**** SUPPLIED RECORDS ****

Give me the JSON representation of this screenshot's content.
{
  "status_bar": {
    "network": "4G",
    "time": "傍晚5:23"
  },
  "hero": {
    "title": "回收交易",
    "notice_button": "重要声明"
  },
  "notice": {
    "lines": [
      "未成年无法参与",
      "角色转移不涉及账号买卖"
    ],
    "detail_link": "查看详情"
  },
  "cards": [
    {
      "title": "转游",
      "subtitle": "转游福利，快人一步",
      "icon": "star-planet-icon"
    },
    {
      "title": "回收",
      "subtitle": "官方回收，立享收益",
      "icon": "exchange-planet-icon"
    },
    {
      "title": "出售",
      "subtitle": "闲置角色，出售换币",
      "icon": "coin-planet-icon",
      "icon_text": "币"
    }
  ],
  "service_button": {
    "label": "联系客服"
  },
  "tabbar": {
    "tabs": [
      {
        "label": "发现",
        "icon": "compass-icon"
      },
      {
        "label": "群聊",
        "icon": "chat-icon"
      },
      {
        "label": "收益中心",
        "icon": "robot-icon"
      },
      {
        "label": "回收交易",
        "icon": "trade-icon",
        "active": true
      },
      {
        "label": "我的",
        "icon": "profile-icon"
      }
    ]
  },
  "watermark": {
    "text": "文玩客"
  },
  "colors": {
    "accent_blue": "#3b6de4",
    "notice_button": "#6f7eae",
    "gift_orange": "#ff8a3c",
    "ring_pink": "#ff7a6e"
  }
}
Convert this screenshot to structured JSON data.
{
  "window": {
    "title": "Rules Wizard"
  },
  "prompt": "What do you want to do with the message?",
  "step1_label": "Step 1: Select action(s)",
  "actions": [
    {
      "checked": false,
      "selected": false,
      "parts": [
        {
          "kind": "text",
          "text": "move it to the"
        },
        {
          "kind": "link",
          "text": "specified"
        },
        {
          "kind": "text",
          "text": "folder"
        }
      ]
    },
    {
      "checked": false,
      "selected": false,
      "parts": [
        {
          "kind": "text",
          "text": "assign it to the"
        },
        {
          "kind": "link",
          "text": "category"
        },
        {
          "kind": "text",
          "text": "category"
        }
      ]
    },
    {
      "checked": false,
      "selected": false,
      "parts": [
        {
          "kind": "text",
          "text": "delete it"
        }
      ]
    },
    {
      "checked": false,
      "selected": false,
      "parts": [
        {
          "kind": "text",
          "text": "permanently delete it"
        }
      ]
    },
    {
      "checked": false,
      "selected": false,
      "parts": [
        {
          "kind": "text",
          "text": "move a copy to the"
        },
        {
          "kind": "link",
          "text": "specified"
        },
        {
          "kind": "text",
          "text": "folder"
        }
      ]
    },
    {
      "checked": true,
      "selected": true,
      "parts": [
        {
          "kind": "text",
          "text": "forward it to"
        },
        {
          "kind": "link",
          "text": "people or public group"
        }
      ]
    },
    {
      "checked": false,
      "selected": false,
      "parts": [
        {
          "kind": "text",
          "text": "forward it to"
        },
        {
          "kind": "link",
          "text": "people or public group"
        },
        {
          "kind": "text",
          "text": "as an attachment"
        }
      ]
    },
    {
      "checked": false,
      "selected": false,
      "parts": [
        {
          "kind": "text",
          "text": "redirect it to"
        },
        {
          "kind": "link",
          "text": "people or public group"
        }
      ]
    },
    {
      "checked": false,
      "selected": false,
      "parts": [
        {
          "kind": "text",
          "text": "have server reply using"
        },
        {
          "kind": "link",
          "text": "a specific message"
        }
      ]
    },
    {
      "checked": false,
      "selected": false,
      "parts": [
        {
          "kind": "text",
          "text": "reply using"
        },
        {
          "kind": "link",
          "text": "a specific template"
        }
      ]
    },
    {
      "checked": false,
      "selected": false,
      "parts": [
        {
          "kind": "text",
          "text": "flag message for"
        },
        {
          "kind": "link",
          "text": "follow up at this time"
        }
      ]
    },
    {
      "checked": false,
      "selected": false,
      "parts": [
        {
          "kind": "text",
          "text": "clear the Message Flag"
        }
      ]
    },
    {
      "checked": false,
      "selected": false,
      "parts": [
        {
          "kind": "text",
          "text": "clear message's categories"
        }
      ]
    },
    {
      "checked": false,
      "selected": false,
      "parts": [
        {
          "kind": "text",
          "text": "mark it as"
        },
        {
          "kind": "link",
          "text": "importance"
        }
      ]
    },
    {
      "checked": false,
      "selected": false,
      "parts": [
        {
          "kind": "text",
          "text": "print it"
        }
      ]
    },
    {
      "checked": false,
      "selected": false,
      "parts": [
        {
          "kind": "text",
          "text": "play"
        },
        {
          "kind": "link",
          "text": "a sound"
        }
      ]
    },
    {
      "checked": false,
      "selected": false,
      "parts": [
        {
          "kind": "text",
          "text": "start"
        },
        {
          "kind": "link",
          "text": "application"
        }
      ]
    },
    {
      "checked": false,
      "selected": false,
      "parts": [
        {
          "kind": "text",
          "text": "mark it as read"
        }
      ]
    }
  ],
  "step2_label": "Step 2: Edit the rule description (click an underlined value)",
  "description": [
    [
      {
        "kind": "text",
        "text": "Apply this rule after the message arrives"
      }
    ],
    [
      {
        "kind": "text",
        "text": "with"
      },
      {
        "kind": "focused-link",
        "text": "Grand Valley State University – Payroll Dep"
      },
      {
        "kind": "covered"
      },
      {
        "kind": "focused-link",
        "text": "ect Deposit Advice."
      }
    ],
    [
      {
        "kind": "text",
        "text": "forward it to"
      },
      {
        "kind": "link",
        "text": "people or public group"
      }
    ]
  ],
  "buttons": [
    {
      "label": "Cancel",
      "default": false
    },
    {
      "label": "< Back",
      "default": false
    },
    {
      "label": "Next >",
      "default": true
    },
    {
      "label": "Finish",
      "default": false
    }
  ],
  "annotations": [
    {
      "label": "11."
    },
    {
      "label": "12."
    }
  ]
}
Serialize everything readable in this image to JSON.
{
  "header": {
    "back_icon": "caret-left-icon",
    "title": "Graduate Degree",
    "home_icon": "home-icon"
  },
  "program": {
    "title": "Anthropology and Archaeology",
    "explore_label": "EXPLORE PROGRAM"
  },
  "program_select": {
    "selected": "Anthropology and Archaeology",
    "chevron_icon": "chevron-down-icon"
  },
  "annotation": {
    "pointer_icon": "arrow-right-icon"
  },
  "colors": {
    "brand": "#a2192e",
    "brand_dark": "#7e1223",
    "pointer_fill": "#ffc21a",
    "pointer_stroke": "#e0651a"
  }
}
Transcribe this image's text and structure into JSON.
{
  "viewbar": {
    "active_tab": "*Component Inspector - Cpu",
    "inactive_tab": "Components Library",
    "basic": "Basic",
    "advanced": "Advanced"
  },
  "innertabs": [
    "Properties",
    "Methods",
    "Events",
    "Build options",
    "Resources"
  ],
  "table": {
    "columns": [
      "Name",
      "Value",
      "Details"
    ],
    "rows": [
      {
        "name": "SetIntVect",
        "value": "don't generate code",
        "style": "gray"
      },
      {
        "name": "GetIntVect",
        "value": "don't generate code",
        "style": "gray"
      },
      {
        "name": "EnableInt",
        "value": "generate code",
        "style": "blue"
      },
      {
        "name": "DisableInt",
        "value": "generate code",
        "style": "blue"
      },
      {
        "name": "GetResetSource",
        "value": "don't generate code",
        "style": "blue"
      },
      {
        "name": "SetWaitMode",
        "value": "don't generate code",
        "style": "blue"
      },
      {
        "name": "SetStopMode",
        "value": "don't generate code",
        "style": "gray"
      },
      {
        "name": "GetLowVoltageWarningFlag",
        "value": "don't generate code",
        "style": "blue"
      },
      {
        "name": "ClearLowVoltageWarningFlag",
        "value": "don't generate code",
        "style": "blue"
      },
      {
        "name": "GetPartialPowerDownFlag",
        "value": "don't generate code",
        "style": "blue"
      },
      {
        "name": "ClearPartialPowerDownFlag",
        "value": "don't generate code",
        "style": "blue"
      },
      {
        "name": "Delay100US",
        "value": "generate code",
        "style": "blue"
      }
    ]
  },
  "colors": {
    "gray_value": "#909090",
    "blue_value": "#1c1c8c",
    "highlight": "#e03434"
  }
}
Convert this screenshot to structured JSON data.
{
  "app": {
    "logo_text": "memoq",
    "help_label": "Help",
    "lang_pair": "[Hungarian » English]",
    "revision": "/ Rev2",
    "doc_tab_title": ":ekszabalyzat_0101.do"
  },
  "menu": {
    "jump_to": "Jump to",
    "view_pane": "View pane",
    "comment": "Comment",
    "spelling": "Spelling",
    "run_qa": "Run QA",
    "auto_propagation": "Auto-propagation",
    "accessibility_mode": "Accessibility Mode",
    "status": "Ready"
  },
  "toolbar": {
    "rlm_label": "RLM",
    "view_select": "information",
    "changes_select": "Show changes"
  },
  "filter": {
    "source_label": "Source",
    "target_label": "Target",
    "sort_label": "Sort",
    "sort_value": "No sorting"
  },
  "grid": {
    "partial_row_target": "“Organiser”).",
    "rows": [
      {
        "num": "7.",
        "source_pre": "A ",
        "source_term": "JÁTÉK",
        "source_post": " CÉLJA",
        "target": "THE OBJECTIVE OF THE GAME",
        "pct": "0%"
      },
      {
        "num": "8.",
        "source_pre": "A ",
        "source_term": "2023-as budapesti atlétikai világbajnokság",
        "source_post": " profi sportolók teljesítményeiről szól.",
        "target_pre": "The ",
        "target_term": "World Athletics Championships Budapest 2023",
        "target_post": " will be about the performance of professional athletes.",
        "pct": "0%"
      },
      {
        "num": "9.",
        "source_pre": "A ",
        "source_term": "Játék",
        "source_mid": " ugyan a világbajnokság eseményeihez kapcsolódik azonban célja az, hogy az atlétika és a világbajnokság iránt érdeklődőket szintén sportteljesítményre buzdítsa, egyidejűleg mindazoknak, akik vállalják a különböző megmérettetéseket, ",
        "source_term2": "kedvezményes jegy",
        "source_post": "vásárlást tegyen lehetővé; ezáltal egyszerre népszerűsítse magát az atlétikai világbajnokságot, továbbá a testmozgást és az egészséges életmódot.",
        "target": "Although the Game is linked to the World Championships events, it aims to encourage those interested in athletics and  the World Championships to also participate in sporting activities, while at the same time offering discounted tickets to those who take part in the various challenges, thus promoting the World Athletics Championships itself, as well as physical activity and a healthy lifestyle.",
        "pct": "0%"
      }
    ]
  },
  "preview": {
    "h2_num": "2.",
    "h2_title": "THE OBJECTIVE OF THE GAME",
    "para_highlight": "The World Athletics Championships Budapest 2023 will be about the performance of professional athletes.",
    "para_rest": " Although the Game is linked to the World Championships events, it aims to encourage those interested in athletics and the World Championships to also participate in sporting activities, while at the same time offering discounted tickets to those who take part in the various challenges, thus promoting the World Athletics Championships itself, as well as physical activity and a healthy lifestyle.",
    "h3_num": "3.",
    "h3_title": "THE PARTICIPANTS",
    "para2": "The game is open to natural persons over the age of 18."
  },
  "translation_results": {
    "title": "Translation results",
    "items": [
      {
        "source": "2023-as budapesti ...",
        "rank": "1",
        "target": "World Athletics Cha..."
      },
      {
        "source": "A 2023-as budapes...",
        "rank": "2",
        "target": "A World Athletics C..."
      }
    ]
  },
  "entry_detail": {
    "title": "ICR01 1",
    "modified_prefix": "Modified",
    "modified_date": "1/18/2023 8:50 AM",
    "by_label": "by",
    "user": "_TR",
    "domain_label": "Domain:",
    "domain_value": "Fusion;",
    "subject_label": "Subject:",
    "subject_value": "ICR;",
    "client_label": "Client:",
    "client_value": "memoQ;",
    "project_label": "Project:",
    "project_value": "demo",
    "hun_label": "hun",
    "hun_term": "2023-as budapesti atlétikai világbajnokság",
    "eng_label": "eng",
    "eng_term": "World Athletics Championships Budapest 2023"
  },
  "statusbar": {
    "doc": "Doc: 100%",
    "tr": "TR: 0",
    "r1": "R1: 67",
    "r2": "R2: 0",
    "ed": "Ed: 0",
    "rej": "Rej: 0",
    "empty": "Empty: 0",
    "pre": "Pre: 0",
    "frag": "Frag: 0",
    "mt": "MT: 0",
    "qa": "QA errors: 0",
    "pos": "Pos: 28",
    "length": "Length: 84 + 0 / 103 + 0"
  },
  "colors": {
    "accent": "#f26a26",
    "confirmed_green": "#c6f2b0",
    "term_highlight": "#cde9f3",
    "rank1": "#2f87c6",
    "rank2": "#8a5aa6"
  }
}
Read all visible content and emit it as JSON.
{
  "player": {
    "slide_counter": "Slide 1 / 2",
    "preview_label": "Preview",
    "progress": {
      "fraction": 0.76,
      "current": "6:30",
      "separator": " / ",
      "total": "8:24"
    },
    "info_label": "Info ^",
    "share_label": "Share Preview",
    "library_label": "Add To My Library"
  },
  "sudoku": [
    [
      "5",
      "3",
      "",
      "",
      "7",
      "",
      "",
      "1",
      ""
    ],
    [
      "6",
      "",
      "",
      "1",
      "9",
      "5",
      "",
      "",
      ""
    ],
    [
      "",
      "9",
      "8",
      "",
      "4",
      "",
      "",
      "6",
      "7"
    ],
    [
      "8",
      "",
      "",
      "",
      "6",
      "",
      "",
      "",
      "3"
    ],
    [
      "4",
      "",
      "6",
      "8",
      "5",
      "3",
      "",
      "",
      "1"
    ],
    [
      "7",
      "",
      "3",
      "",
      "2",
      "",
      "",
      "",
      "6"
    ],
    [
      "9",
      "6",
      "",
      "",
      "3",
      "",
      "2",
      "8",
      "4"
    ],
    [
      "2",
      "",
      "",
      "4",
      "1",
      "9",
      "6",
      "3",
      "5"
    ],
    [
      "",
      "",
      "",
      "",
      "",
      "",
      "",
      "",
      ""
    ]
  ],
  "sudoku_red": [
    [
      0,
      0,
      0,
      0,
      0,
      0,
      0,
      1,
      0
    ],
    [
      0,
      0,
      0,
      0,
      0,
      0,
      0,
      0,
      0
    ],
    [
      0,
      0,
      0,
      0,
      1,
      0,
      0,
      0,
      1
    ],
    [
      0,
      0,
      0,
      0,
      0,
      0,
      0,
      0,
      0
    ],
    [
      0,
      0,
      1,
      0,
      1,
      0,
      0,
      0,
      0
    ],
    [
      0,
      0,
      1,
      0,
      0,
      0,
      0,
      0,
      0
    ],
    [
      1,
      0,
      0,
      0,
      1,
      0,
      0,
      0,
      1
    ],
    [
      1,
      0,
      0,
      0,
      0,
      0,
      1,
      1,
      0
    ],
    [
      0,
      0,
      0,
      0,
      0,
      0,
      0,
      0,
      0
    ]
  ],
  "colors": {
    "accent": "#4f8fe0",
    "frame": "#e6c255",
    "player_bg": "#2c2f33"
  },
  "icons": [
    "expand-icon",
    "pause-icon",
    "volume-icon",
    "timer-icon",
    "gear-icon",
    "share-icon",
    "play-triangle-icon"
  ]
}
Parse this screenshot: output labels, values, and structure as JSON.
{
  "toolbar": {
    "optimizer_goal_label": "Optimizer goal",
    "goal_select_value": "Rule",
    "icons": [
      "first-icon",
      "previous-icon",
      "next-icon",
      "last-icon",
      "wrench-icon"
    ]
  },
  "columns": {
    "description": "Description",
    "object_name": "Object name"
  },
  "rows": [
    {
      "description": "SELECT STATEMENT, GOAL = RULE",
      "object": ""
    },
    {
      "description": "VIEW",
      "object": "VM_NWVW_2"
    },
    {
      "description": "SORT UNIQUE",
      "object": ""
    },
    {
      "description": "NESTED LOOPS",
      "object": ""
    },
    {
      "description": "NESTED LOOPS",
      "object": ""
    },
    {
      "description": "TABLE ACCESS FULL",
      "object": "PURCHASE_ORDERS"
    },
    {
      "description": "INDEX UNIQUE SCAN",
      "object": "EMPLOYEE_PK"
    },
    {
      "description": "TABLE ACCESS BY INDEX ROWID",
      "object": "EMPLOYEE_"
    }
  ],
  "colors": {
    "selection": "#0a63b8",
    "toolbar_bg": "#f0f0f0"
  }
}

****

Pick each line holding the word "Athletics" out of the listing.

- **EXERCISE RESPONSE**:
        "target_term": "World Athletics Championships Budapest 2023",
        "target": "Although the Game is linked to the World Championships events, it aims to encourage those interested in athletics and  the World Championships to also participate in sporting activities, while at the same time offering discounted tickets to those who take part in the various challenges, thus promoting the World Athletics Championships itself, as well as physical activity and a healthy lifestyle.",
    "para_highlight": "The World Athletics Championships Budapest 2023 will be about the performance of professional athletes.",
    "para_rest": " Although the Game is linked to the World Championships events, it aims to encourage those interested in athletics and the World Championships to also participate in sporting activities, while at the same time offering discounted tickets to those who take part in the various challenges, thus promoting the World Athletics Championships itself, as well as physical activity and a healthy lifestyle.",
        "target": "World Athletics Cha..."
        "target": "A World Athletics C..."
    "eng_term": "World Athletics Championships Budapest 2023"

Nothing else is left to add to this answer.